- Visual layout records
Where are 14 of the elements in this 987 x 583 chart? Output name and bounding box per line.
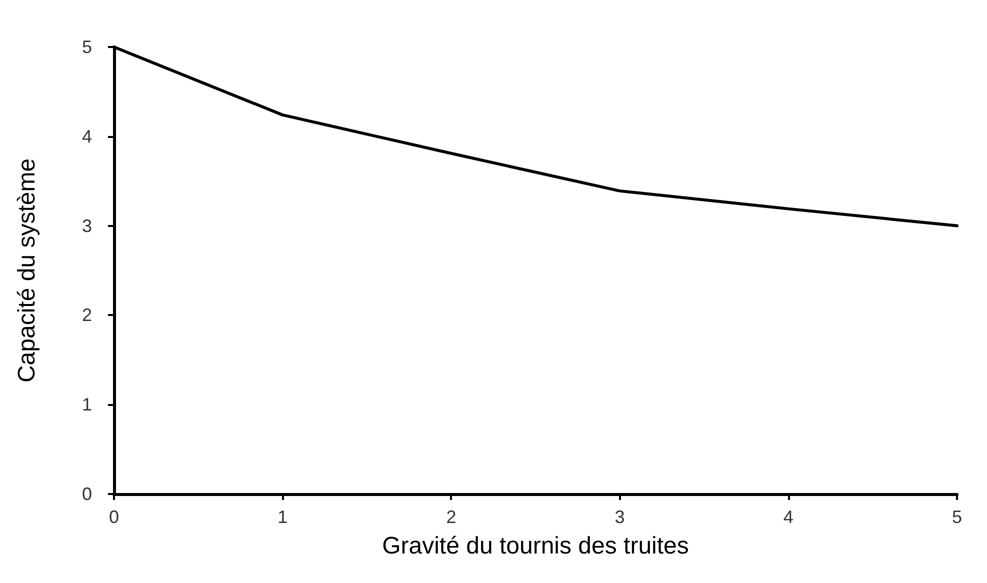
x-tick-label: 3 (614, 507, 625, 527)
x-tick-label: 0 (108, 507, 120, 527)
y-axis-title: Capacité du système (14, 158, 40, 383)
x-tick-label: 5 (952, 507, 962, 527)
y-tick-label: 4 (82, 126, 92, 146)
x-axis-title: Gravité du tournis des truites (382, 532, 689, 560)
y-tick-label: 5 (82, 37, 92, 57)
y-tick-label: 3 (82, 216, 92, 236)
x-tick-label: 4 (783, 507, 794, 527)
y-tick-label: 0 (82, 484, 92, 504)
x-tick-label: 1 (278, 507, 288, 527)
y-tick-label: 1 (82, 394, 92, 415)
x-tick-label: 2 (446, 507, 456, 527)
y-tick-label: 2 (82, 305, 92, 326)
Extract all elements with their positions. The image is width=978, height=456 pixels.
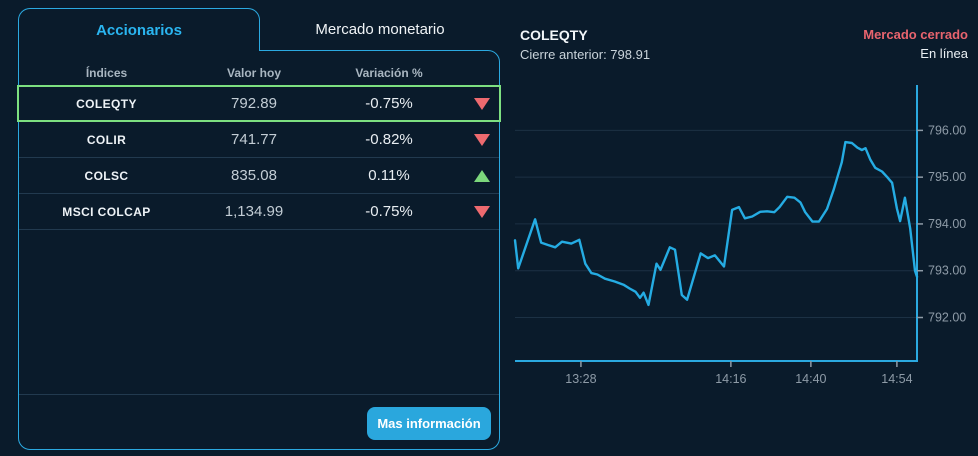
tab-mercado-monetario[interactable]: Mercado monetario bbox=[260, 8, 500, 50]
index-value: 835.08 bbox=[231, 167, 277, 184]
y-axis-label: 792.00 bbox=[928, 310, 966, 324]
y-axis-label: 793.00 bbox=[928, 264, 966, 278]
previous-close-label: Cierre anterior: 798.91 bbox=[520, 47, 651, 62]
indices-panel: Índices Valor hoy Variación % COLEQTY 79… bbox=[17, 50, 501, 450]
row-3-arrow bbox=[473, 205, 490, 218]
indices-widget: Accionarios Mercado monetario Índices Va… bbox=[17, 8, 501, 450]
header-valor-hoy: Valor hoy bbox=[226, 65, 282, 80]
x-axis-label: 14:40 bbox=[795, 372, 826, 385]
more-info-button[interactable]: Mas información bbox=[367, 407, 491, 440]
index-name: MSCI COLCAP bbox=[62, 204, 151, 219]
connection-status: En línea bbox=[920, 46, 968, 61]
table-row[interactable]: COLSC 835.08 0.11% bbox=[19, 158, 499, 194]
index-name: COLSC bbox=[84, 168, 129, 183]
chart-header: COLEQTY Cierre anterior: 798.91 Mercado … bbox=[520, 27, 968, 62]
x-axis-label: 13:28 bbox=[565, 372, 596, 385]
row-2-arrow bbox=[473, 169, 490, 182]
price-line bbox=[513, 140, 919, 307]
table-row[interactable]: COLIR 741.77 -0.82% bbox=[19, 122, 499, 158]
tab-accionarios-label: Accionarios bbox=[96, 21, 182, 39]
price-chart: 796.00 795.00 794.00 793.00 792.00 13:28 14:16… bbox=[513, 85, 966, 385]
chart-axes bbox=[515, 85, 918, 362]
table-header-row: Índices Valor hoy Variación % bbox=[19, 51, 499, 85]
x-axis-label: 14:54 bbox=[881, 372, 912, 385]
index-name: COLEQTY bbox=[76, 96, 137, 111]
row-0-arrow bbox=[473, 97, 490, 110]
y-axis-label: 795.00 bbox=[928, 170, 966, 184]
market-status-badge: Mercado cerrado bbox=[863, 27, 968, 42]
index-change: -0.82% bbox=[365, 131, 413, 148]
index-value: 1,134.99 bbox=[224, 203, 284, 220]
index-value: 741.77 bbox=[231, 131, 277, 148]
y-axis-label: 796.00 bbox=[928, 123, 966, 137]
chart-title: COLEQTY bbox=[520, 27, 588, 43]
tab-mercado-monetario-label: Mercado monetario bbox=[315, 20, 445, 38]
index-change: 0.11% bbox=[368, 167, 410, 184]
x-axis-label: 14:16 bbox=[715, 372, 746, 385]
header-indices: Índices bbox=[85, 65, 128, 80]
index-value: 792.89 bbox=[231, 95, 277, 112]
index-change: -0.75% bbox=[365, 95, 413, 112]
row-1-arrow bbox=[473, 133, 490, 146]
table-row[interactable]: COLEQTY 792.89 -0.75% bbox=[17, 85, 501, 122]
index-name: COLIR bbox=[86, 132, 127, 147]
y-axis-label: 794.00 bbox=[928, 217, 966, 231]
footer-divider bbox=[19, 394, 499, 395]
table-row[interactable]: MSCI COLCAP 1,134.99 -0.75% bbox=[19, 194, 499, 230]
tab-accionarios[interactable]: Accionarios bbox=[18, 8, 260, 51]
index-change: -0.75% bbox=[365, 203, 413, 220]
header-variacion: Variación % bbox=[355, 65, 423, 80]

- WHAT TO DO
Rename "index-value" to "index-level" everywhere in the records above and reproduce them in full with nothing else changed. Omit the pictures.

- TASK RESULT
Where are 14 of the elements in this 987 x 583 chart? Output name and bounding box per line.
x-tick-label: 3 (614, 507, 625, 527)
x-tick-label: 0 (108, 507, 120, 527)
y-axis-title: Capacité du système (14, 158, 40, 383)
x-tick-label: 5 (952, 507, 962, 527)
y-tick-label: 4 (82, 126, 92, 146)
x-axis-title: Gravité du tournis des truites (382, 532, 689, 560)
y-tick-label: 5 (82, 37, 92, 57)
y-tick-label: 3 (82, 216, 92, 236)
x-tick-label: 4 (783, 507, 794, 527)
y-tick-label: 0 (82, 484, 92, 504)
x-tick-label: 1 (278, 507, 288, 527)
y-tick-label: 1 (82, 394, 92, 415)
x-tick-label: 2 (446, 507, 456, 527)
y-tick-label: 2 (82, 305, 92, 326)
Extract all elements with their positions. The image is width=978, height=456 pixels.
tab-mercado-monetario[interactable]: Mercado monetario bbox=[260, 8, 500, 50]
index-level: 835.08 bbox=[231, 167, 277, 184]
y-axis-label: 792.00 bbox=[928, 310, 966, 324]
y-axis-label: 793.00 bbox=[928, 264, 966, 278]
previous-close-label: Cierre anterior: 798.91 bbox=[520, 47, 651, 62]
indices-panel: Índices Valor hoy Variación % COLEQTY 79… bbox=[17, 50, 501, 450]
row-3-arrow bbox=[473, 205, 490, 218]
indices-widget: Accionarios Mercado monetario Índices Va… bbox=[17, 8, 501, 450]
header-valor-hoy: Valor hoy bbox=[226, 65, 282, 80]
x-axis-label: 14:40 bbox=[795, 372, 826, 385]
more-info-button[interactable]: Mas información bbox=[367, 407, 491, 440]
index-name: MSCI COLCAP bbox=[62, 204, 151, 219]
connection-status: En línea bbox=[920, 46, 968, 61]
table-row[interactable]: COLSC 835.08 0.11% bbox=[19, 158, 499, 194]
index-name: COLSC bbox=[84, 168, 129, 183]
chart-header: COLEQTY Cierre anterior: 798.91 Mercado … bbox=[520, 27, 968, 62]
x-axis-label: 13:28 bbox=[565, 372, 596, 385]
row-2-arrow bbox=[473, 169, 490, 182]
price-line bbox=[513, 140, 919, 307]
table-row[interactable]: COLIR 741.77 -0.82% bbox=[19, 122, 499, 158]
tab-accionarios-label: Accionarios bbox=[96, 21, 182, 39]
price-chart: 796.00 795.00 794.00 793.00 792.00 13:28 14:16… bbox=[513, 85, 966, 385]
chart-axes bbox=[515, 85, 918, 362]
table-header-row: Índices Valor hoy Variación % bbox=[19, 51, 499, 85]
x-axis-label: 14:54 bbox=[881, 372, 912, 385]
index-name: COLEQTY bbox=[76, 96, 137, 111]
row-0-arrow bbox=[473, 97, 490, 110]
y-axis-label: 795.00 bbox=[928, 170, 966, 184]
market-status-badge: Mercado cerrado bbox=[863, 27, 968, 42]
index-change: -0.82% bbox=[365, 131, 413, 148]
index-level: 1,134.99 bbox=[224, 203, 284, 220]
index-level: 741.77 bbox=[231, 131, 277, 148]
y-axis-label: 796.00 bbox=[928, 123, 966, 137]
chart-title: COLEQTY bbox=[520, 27, 588, 43]
tab-mercado-monetario-label: Mercado monetario bbox=[315, 20, 445, 38]
index-change: 0.11% bbox=[368, 167, 410, 184]
x-axis-label: 14:16 bbox=[715, 372, 746, 385]
header-indices: Índices bbox=[85, 65, 128, 80]
index-level: 792.89 bbox=[231, 95, 277, 112]
index-change: -0.75% bbox=[365, 95, 413, 112]
row-1-arrow bbox=[473, 133, 490, 146]
table-row[interactable]: COLEQTY 792.89 -0.75% bbox=[17, 85, 501, 122]
index-name: COLIR bbox=[86, 132, 127, 147]
y-axis-label: 794.00 bbox=[928, 217, 966, 231]
footer-divider bbox=[19, 394, 499, 395]
table-row[interactable]: MSCI COLCAP 1,134.99 -0.75% bbox=[19, 194, 499, 230]
tab-accionarios[interactable]: Accionarios bbox=[18, 8, 260, 51]
index-change: -0.75% bbox=[365, 203, 413, 220]
header-variacion: Variación % bbox=[355, 65, 423, 80]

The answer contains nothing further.